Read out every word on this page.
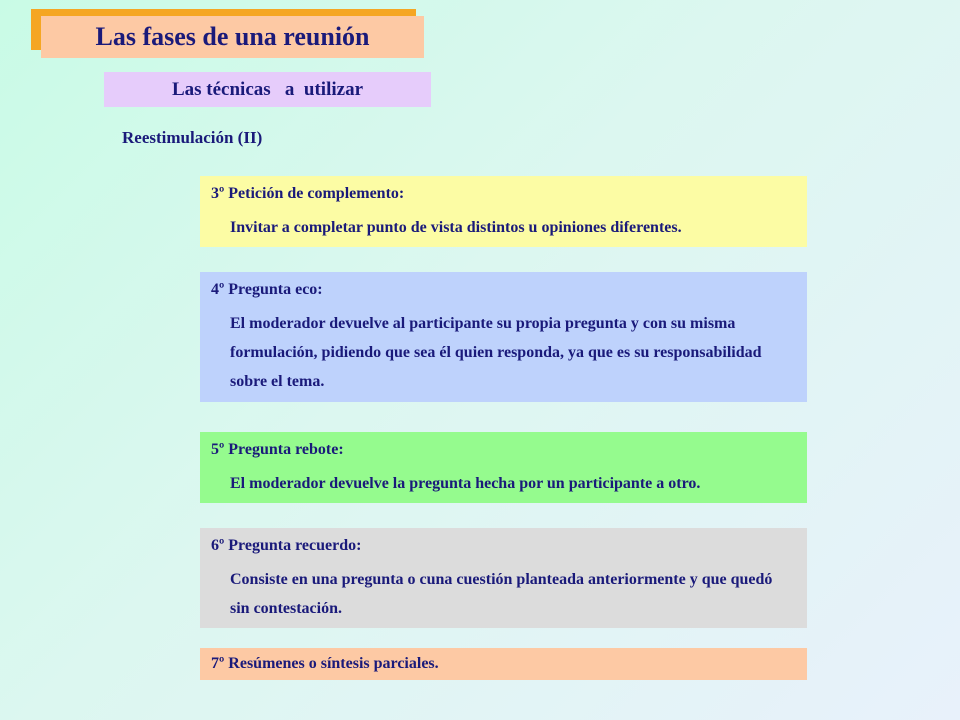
Las fases de una reunión
Las técnicas   a  utilizar
Reestimulación (II)
3º Petición de complemento:
Invitar a completar punto de vista distintos u opiniones diferentes.
4º Pregunta eco:
El moderador devuelve al participante su propia pregunta y con su misma formulación, pidiendo que sea él quien responda, ya que es su responsabilidad sobre el tema.
5º Pregunta rebote:
El moderador devuelve la pregunta hecha por un participante a otro.
6º Pregunta recuerdo:
Consiste en una pregunta o cuna cuestión planteada anteriormente y que quedó sin contestación.
7º Resúmenes o síntesis parciales.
____
TASK DIRECTIONS: Leave out the pictures and copy the rest of the material above exactly.

REPLY TO THE EXERCISE:
Read out every word on this page.
Las fases de una reunión
Las técnicas   a  utilizar
Reestimulación (II)
3º Petición de complemento:
Invitar a completar punto de vista distintos u opiniones diferentes.
4º Pregunta eco:
El moderador devuelve al participante su propia pregunta y con su misma formulación, pidiendo que sea él quien responda, ya que es su responsabilidad sobre el tema.
5º Pregunta rebote:
El moderador devuelve la pregunta hecha por un participante a otro.
6º Pregunta recuerdo:
Consiste en una pregunta o cuna cuestión planteada anteriormente y que quedó sin contestación.
7º Resúmenes o síntesis parciales.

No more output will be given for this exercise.